### Task details
Convert the records into a Markdown table with two columns, No. and Entry. Put each line's position in No. and the line in Entry, and leave out any blank lines.

### Material
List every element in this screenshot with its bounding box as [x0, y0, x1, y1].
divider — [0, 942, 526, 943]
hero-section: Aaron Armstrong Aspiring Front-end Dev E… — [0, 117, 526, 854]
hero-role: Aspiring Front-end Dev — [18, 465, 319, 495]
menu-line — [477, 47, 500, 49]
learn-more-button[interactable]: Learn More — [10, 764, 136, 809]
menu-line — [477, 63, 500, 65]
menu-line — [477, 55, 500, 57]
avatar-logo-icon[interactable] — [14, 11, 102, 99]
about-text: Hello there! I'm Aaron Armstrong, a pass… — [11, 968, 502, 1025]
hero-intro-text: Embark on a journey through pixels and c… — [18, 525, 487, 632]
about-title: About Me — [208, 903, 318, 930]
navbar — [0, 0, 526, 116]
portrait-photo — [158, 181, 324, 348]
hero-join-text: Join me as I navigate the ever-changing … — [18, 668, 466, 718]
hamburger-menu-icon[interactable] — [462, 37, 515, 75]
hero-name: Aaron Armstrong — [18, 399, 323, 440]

### Written answer
| No. | Entry |
|---|---|
| 1 | List every element in this screenshot with its bounding box as [x0, y0, x1, y1]. |
| 2 | divider — [0, 942, 526, 943] |
| 3 | hero-section: Aaron Armstrong Aspiring Front-end Dev E… — [0, 117, 526, 854] |
| 4 | hero-role: Aspiring Front-end Dev — [18, 465, 319, 495] |
| 5 | menu-line — [477, 47, 500, 49] |
| 6 | learn-more-button[interactable]: Learn More — [10, 764, 136, 809] |
| 7 | menu-line — [477, 63, 500, 65] |
| 8 | menu-line — [477, 55, 500, 57] |
| 9 | avatar-logo-icon[interactable] — [14, 11, 102, 99] |
| 10 | about-text: Hello there! I'm Aaron Armstrong, a pass… — [11, 968, 502, 1025] |
| 11 | hero-intro-text: Embark on a journey through pixels and c… — [18, 525, 487, 632] |
| 12 | about-title: About Me — [208, 903, 318, 930] |
| 13 | navbar — [0, 0, 526, 116] |
| 14 | portrait-photo — [158, 181, 324, 348] |
| 15 | hero-join-text: Join me as I navigate the ever-changing … — [18, 668, 466, 718] |
| 16 | hamburger-menu-icon[interactable] — [462, 37, 515, 75] |
| 17 | hero-name: Aaron Armstrong — [18, 399, 323, 440] |